PROBLEM DETAILS: Copy each line holding the string "발견되었습니다".

^^^^^^^^

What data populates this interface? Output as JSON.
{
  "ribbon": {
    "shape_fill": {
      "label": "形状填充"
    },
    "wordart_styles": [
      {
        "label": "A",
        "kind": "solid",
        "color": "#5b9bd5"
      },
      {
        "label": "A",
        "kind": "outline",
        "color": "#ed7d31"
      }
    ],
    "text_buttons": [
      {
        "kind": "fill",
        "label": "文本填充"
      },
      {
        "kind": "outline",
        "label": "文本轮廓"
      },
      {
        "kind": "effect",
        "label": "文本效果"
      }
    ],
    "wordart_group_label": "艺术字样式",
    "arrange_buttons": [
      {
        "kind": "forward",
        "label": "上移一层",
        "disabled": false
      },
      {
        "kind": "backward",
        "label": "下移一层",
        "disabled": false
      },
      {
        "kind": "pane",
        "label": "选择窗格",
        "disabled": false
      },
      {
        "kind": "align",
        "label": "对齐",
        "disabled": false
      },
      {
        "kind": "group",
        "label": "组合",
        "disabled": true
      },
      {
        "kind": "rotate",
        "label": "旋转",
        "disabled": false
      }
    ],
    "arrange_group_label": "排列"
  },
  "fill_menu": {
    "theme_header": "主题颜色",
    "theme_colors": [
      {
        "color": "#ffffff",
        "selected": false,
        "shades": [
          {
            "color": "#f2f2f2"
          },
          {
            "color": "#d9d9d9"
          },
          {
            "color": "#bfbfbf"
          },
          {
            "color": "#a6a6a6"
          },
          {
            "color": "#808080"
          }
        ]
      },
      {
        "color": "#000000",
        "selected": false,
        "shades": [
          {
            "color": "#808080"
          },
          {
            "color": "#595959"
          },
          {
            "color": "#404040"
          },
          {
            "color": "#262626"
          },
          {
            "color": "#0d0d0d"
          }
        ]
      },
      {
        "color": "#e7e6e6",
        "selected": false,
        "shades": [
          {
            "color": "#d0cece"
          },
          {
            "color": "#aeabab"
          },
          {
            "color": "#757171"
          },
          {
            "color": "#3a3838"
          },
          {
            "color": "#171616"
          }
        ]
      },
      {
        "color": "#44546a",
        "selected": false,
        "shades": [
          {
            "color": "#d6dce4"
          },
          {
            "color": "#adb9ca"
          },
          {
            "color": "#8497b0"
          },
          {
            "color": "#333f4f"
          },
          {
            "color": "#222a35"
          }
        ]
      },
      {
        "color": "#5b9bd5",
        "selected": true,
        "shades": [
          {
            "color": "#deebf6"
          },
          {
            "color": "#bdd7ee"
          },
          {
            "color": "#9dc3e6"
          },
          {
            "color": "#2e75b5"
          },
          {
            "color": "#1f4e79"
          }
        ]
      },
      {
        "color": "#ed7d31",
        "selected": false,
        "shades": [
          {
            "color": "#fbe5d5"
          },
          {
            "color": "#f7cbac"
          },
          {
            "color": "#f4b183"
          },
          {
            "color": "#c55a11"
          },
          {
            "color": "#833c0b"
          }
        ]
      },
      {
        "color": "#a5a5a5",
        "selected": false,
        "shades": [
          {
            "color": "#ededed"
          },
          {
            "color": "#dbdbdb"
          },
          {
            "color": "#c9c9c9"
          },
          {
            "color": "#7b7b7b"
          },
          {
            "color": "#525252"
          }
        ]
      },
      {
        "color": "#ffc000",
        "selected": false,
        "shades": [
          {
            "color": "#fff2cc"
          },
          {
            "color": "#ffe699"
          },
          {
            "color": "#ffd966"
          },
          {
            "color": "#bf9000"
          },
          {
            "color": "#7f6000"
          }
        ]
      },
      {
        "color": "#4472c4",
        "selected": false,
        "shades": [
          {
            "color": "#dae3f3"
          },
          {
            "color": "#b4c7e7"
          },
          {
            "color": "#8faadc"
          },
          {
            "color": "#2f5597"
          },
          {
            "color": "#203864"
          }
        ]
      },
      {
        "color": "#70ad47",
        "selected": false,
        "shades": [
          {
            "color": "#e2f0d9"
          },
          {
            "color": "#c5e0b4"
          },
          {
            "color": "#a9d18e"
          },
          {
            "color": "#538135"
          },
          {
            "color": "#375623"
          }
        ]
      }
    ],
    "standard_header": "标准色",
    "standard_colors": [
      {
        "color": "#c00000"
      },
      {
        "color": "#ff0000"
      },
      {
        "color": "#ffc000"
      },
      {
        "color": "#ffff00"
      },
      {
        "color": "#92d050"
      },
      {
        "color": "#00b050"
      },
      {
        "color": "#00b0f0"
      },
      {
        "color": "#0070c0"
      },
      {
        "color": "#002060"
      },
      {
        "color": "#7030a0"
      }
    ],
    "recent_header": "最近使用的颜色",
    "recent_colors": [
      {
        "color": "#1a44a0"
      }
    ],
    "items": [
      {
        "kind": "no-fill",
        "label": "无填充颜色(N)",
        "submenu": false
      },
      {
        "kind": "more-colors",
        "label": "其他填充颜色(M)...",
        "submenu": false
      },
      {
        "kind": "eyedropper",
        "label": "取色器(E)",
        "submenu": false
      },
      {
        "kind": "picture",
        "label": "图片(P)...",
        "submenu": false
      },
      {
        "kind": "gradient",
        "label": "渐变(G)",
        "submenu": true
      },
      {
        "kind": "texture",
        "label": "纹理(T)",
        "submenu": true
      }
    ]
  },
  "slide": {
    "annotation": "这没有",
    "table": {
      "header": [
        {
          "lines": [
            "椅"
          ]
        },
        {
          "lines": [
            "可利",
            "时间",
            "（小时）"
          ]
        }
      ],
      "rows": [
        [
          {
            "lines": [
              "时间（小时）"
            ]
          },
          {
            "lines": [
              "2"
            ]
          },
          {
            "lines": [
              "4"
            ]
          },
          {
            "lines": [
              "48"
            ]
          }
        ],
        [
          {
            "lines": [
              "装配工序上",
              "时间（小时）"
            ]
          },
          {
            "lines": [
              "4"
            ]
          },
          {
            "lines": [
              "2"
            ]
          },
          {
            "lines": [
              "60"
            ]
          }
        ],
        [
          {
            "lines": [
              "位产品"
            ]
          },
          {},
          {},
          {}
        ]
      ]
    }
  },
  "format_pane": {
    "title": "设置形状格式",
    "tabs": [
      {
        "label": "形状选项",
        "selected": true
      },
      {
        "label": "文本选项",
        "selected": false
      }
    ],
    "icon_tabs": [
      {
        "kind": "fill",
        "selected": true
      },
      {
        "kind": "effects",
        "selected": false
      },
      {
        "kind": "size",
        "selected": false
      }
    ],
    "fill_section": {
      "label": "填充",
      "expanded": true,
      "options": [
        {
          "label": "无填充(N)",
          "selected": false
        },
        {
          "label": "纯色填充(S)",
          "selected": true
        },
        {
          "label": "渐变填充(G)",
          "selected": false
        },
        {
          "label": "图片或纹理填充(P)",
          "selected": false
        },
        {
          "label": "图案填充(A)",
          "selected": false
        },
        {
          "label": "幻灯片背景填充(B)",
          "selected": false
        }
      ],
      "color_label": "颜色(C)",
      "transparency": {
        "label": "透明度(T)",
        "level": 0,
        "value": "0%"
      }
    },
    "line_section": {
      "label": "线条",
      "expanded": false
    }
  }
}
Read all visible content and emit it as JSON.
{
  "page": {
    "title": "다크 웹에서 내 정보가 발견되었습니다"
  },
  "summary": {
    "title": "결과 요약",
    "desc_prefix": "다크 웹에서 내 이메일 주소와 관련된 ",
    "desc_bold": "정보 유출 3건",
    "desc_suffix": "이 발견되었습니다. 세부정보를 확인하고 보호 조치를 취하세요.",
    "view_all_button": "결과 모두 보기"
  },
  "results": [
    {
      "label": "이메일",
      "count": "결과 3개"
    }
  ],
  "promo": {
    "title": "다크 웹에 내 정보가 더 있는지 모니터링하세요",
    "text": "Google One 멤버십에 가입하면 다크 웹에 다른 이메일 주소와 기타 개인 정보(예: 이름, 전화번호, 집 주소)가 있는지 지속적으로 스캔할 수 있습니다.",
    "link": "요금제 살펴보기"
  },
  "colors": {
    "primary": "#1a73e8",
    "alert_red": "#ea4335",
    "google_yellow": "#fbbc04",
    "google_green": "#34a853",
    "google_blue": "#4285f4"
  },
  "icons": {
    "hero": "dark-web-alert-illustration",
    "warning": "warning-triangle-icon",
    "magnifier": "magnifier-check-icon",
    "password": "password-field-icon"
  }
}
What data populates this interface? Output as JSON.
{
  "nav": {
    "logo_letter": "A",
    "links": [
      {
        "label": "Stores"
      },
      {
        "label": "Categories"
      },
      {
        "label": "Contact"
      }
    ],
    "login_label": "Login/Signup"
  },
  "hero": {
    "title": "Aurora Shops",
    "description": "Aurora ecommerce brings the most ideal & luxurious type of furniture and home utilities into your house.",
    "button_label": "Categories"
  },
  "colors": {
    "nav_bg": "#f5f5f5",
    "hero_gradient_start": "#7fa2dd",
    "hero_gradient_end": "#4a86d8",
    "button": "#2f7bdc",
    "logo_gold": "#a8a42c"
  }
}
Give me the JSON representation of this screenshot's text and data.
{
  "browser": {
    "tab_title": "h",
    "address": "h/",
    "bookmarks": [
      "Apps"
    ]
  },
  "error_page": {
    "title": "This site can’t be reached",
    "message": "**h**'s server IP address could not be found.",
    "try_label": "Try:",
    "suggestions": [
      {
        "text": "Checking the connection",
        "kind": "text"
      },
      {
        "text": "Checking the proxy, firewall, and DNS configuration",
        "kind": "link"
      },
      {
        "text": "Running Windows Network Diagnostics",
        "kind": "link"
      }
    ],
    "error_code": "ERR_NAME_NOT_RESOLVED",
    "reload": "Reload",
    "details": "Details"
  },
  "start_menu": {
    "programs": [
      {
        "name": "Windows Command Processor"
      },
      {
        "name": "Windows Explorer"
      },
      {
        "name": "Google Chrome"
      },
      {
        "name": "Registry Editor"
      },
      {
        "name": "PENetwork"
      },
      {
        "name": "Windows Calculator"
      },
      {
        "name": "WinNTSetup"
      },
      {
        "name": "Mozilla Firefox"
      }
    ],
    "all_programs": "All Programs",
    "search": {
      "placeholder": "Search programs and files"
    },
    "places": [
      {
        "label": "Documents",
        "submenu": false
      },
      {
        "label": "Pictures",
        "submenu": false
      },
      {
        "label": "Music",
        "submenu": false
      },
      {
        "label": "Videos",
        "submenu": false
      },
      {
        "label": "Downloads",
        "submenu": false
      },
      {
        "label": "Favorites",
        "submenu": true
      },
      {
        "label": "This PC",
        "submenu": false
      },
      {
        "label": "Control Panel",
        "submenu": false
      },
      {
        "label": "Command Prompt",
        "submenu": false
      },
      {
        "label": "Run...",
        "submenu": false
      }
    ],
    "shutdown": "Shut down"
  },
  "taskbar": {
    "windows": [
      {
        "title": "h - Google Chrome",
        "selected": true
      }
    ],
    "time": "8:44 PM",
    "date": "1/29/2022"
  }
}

^^^^^^^^

EXERCISE OUTPUT:
    "title": "다크 웹에서 내 정보가 발견되었습니다"
    "desc_suffix": "이 발견되었습니다. 세부정보를 확인하고 보호 조치를 취하세요.",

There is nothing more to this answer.